-- Data follows --

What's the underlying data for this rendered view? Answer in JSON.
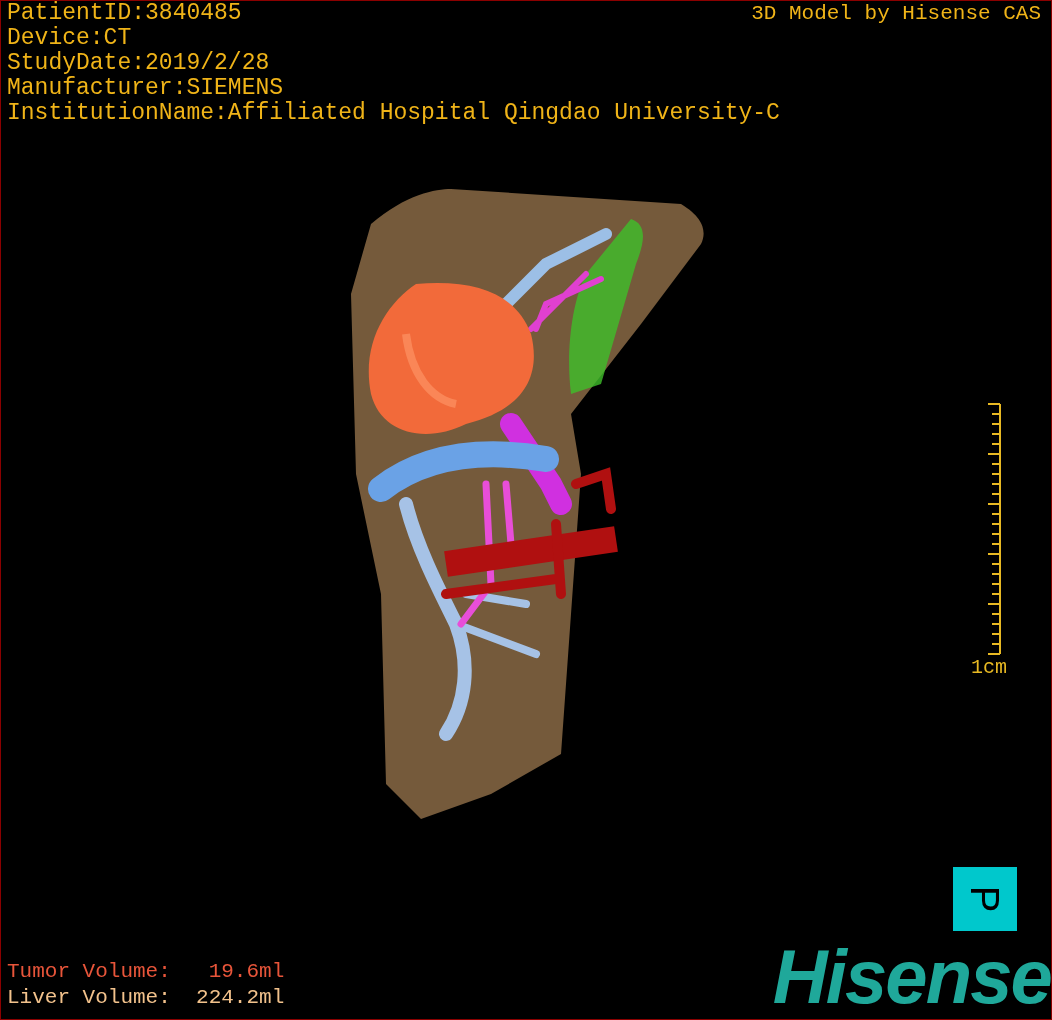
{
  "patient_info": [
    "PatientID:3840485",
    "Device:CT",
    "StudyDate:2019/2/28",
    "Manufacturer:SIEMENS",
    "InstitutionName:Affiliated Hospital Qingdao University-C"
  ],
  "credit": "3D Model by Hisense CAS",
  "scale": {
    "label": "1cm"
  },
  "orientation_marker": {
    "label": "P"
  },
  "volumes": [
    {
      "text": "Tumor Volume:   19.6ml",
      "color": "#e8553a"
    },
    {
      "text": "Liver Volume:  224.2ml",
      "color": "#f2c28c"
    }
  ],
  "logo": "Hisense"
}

-- Data concluded --

Task brief:
In the records above, locate every line with the string "text" and copy it.

Problem solution:
      "text": "Tumor Volume:   19.6ml",
      "text": "Liver Volume:  224.2ml",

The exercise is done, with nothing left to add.